- INFORMATION SHOWN:
>> BEGIN

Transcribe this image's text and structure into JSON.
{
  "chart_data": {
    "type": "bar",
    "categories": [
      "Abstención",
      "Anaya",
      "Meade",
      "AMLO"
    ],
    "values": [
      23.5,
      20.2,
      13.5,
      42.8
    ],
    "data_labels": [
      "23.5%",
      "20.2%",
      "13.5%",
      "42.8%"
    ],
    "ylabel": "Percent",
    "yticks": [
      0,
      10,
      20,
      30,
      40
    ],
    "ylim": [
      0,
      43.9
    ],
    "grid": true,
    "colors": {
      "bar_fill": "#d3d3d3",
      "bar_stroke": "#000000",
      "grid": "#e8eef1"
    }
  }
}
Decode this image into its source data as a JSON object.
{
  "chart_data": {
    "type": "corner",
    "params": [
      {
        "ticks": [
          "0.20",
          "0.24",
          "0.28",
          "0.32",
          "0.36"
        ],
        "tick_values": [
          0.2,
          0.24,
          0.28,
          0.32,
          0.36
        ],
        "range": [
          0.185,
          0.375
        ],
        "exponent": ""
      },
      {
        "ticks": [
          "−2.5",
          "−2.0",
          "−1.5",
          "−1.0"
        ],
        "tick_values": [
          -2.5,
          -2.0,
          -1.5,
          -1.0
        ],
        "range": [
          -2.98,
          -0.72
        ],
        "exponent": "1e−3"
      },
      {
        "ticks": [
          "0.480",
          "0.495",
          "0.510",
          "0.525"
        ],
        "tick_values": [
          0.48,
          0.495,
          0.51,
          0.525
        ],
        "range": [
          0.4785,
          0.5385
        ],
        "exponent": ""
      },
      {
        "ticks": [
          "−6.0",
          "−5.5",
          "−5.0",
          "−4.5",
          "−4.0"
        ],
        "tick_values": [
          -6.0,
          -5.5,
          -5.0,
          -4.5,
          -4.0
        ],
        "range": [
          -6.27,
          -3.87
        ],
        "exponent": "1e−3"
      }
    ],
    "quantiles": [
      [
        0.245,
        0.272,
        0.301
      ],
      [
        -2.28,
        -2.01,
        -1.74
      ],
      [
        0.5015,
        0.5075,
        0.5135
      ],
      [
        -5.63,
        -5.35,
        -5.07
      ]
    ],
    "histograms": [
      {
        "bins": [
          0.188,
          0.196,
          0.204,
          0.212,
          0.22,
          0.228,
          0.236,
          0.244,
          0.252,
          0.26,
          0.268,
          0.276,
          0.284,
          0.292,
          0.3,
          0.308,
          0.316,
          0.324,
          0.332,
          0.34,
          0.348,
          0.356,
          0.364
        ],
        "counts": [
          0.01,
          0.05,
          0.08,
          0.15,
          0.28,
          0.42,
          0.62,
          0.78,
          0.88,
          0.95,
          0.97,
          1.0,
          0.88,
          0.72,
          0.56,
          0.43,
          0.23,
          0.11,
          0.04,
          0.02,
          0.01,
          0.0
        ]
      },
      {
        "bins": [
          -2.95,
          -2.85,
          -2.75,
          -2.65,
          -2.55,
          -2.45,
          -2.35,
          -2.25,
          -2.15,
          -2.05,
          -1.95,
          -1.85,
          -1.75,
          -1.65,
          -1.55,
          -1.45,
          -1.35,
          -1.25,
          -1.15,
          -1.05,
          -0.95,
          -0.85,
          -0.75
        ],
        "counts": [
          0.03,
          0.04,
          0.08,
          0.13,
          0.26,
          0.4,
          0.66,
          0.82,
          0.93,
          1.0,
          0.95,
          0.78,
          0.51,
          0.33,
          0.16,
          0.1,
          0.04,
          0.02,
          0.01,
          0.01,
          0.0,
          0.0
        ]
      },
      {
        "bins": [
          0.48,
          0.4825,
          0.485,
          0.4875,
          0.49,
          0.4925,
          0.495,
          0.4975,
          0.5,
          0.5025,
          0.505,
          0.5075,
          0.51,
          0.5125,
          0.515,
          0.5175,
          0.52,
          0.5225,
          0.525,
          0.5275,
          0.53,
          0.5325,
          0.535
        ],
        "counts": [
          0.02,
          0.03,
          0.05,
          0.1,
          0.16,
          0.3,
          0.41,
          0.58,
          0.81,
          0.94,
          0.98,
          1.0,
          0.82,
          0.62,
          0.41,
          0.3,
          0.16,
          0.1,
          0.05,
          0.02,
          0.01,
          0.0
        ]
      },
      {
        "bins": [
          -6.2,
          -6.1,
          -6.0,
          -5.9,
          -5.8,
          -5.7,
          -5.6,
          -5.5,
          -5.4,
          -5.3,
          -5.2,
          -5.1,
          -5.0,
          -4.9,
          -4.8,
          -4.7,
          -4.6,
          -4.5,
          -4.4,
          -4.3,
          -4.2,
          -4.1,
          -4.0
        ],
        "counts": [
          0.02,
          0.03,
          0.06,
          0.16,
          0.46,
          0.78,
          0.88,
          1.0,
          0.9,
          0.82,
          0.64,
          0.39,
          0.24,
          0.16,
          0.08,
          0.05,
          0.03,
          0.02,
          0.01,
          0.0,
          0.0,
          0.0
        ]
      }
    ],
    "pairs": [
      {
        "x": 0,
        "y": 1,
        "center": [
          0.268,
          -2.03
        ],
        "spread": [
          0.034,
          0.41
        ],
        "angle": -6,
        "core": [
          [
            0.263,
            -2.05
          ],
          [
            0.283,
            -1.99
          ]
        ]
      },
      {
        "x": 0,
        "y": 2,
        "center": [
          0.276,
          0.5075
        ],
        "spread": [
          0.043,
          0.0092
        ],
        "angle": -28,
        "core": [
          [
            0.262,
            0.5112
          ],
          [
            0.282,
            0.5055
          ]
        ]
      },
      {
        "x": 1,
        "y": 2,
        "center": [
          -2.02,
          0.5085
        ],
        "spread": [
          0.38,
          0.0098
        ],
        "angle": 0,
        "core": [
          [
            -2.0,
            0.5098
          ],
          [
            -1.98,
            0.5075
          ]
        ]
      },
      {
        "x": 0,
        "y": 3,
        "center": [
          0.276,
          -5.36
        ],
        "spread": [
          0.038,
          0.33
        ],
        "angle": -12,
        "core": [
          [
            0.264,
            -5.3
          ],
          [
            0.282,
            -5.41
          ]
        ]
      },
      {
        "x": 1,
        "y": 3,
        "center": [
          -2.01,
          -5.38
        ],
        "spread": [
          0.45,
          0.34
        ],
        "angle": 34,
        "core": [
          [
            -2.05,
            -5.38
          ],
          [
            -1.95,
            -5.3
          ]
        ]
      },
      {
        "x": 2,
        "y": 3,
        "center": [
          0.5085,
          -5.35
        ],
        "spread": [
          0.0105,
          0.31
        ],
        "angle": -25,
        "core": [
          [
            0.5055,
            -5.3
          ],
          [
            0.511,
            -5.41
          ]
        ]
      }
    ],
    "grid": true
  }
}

>> END

- BRIEF:
Extract the full set of entries word for word.

- COMPLETE OUTPUT:
Transcribe this image's text and structure into JSON.
{
  "chart_data": {
    "type": "bar",
    "categories": [
      "Abstención",
      "Anaya",
      "Meade",
      "AMLO"
    ],
    "values": [
      23.5,
      20.2,
      13.5,
      42.8
    ],
    "data_labels": [
      "23.5%",
      "20.2%",
      "13.5%",
      "42.8%"
    ],
    "ylabel": "Percent",
    "yticks": [
      0,
      10,
      20,
      30,
      40
    ],
    "ylim": [
      0,
      43.9
    ],
    "grid": true,
    "colors": {
      "bar_fill": "#d3d3d3",
      "bar_stroke": "#000000",
      "grid": "#e8eef1"
    }
  }
}
Decode this image into its source data as a JSON object.
{
  "chart_data": {
    "type": "corner",
    "params": [
      {
        "ticks": [
          "0.20",
          "0.24",
          "0.28",
          "0.32",
          "0.36"
        ],
        "tick_values": [
          0.2,
          0.24,
          0.28,
          0.32,
          0.36
        ],
        "range": [
          0.185,
          0.375
        ],
        "exponent": ""
      },
      {
        "ticks": [
          "−2.5",
          "−2.0",
          "−1.5",
          "−1.0"
        ],
        "tick_values": [
          -2.5,
          -2.0,
          -1.5,
          -1.0
        ],
        "range": [
          -2.98,
          -0.72
        ],
        "exponent": "1e−3"
      },
      {
        "ticks": [
          "0.480",
          "0.495",
          "0.510",
          "0.525"
        ],
        "tick_values": [
          0.48,
          0.495,
          0.51,
          0.525
        ],
        "range": [
          0.4785,
          0.5385
        ],
        "exponent": ""
      },
      {
        "ticks": [
          "−6.0",
          "−5.5",
          "−5.0",
          "−4.5",
          "−4.0"
        ],
        "tick_values": [
          -6.0,
          -5.5,
          -5.0,
          -4.5,
          -4.0
        ],
        "range": [
          -6.27,
          -3.87
        ],
        "exponent": "1e−3"
      }
    ],
    "quantiles": [
      [
        0.245,
        0.272,
        0.301
      ],
      [
        -2.28,
        -2.01,
        -1.74
      ],
      [
        0.5015,
        0.5075,
        0.5135
      ],
      [
        -5.63,
        -5.35,
        -5.07
      ]
    ],
    "histograms": [
      {
        "bins": [
          0.188,
          0.196,
          0.204,
          0.212,
          0.22,
          0.228,
          0.236,
          0.244,
          0.252,
          0.26,
          0.268,
          0.276,
          0.284,
          0.292,
          0.3,
          0.308,
          0.316,
          0.324,
          0.332,
          0.34,
          0.348,
          0.356,
          0.364
        ],
        "counts": [
          0.01,
          0.05,
          0.08,
          0.15,
          0.28,
          0.42,
          0.62,
          0.78,
          0.88,
          0.95,
          0.97,
          1.0,
          0.88,
          0.72,
          0.56,
          0.43,
          0.23,
          0.11,
          0.04,
          0.02,
          0.01,
          0.0
        ]
      },
      {
        "bins": [
          -2.95,
          -2.85,
          -2.75,
          -2.65,
          -2.55,
          -2.45,
          -2.35,
          -2.25,
          -2.15,
          -2.05,
          -1.95,
          -1.85,
          -1.75,
          -1.65,
          -1.55,
          -1.45,
          -1.35,
          -1.25,
          -1.15,
          -1.05,
          -0.95,
          -0.85,
          -0.75
        ],
        "counts": [
          0.03,
          0.04,
          0.08,
          0.13,
          0.26,
          0.4,
          0.66,
          0.82,
          0.93,
          1.0,
          0.95,
          0.78,
          0.51,
          0.33,
          0.16,
          0.1,
          0.04,
          0.02,
          0.01,
          0.01,
          0.0,
          0.0
        ]
      },
      {
        "bins": [
          0.48,
          0.4825,
          0.485,
          0.4875,
          0.49,
          0.4925,
          0.495,
          0.4975,
          0.5,
          0.5025,
          0.505,
          0.5075,
          0.51,
          0.5125,
          0.515,
          0.5175,
          0.52,
          0.5225,
          0.525,
          0.5275,
          0.53,
          0.5325,
          0.535
        ],
        "counts": [
          0.02,
          0.03,
          0.05,
          0.1,
          0.16,
          0.3,
          0.41,
          0.58,
          0.81,
          0.94,
          0.98,
          1.0,
          0.82,
          0.62,
          0.41,
          0.3,
          0.16,
          0.1,
          0.05,
          0.02,
          0.01,
          0.0
        ]
      },
      {
        "bins": [
          -6.2,
          -6.1,
          -6.0,
          -5.9,
          -5.8,
          -5.7,
          -5.6,
          -5.5,
          -5.4,
          -5.3,
          -5.2,
          -5.1,
          -5.0,
          -4.9,
          -4.8,
          -4.7,
          -4.6,
          -4.5,
          -4.4,
          -4.3,
          -4.2,
          -4.1,
          -4.0
        ],
        "counts": [
          0.02,
          0.03,
          0.06,
          0.16,
          0.46,
          0.78,
          0.88,
          1.0,
          0.9,
          0.82,
          0.64,
          0.39,
          0.24,
          0.16,
          0.08,
          0.05,
          0.03,
          0.02,
          0.01,
          0.0,
          0.0,
          0.0
        ]
      }
    ],
    "pairs": [
      {
        "x": 0,
        "y": 1,
        "center": [
          0.268,
          -2.03
        ],
        "spread": [
          0.034,
          0.41
        ],
        "angle": -6,
        "core": [
          [
            0.263,
            -2.05
          ],
          [
            0.283,
            -1.99
          ]
        ]
      },
      {
        "x": 0,
        "y": 2,
        "center": [
          0.276,
          0.5075
        ],
        "spread": [
          0.043,
          0.0092
        ],
        "angle": -28,
        "core": [
          [
            0.262,
            0.5112
          ],
          [
            0.282,
            0.5055
          ]
        ]
      },
      {
        "x": 1,
        "y": 2,
        "center": [
          -2.02,
          0.5085
        ],
        "spread": [
          0.38,
          0.0098
        ],
        "angle": 0,
        "core": [
          [
            -2.0,
            0.5098
          ],
          [
            -1.98,
            0.5075
          ]
        ]
      },
      {
        "x": 0,
        "y": 3,
        "center": [
          0.276,
          -5.36
        ],
        "spread": [
          0.038,
          0.33
        ],
        "angle": -12,
        "core": [
          [
            0.264,
            -5.3
          ],
          [
            0.282,
            -5.41
          ]
        ]
      },
      {
        "x": 1,
        "y": 3,
        "center": [
          -2.01,
          -5.38
        ],
        "spread": [
          0.45,
          0.34
        ],
        "angle": 34,
        "core": [
          [
            -2.05,
            -5.38
          ],
          [
            -1.95,
            -5.3
          ]
        ]
      },
      {
        "x": 2,
        "y": 3,
        "center": [
          0.5085,
          -5.35
        ],
        "spread": [
          0.0105,
          0.31
        ],
        "angle": -25,
        "core": [
          [
            0.5055,
            -5.3
          ],
          [
            0.511,
            -5.41
          ]
        ]
      }
    ],
    "grid": true
  }
}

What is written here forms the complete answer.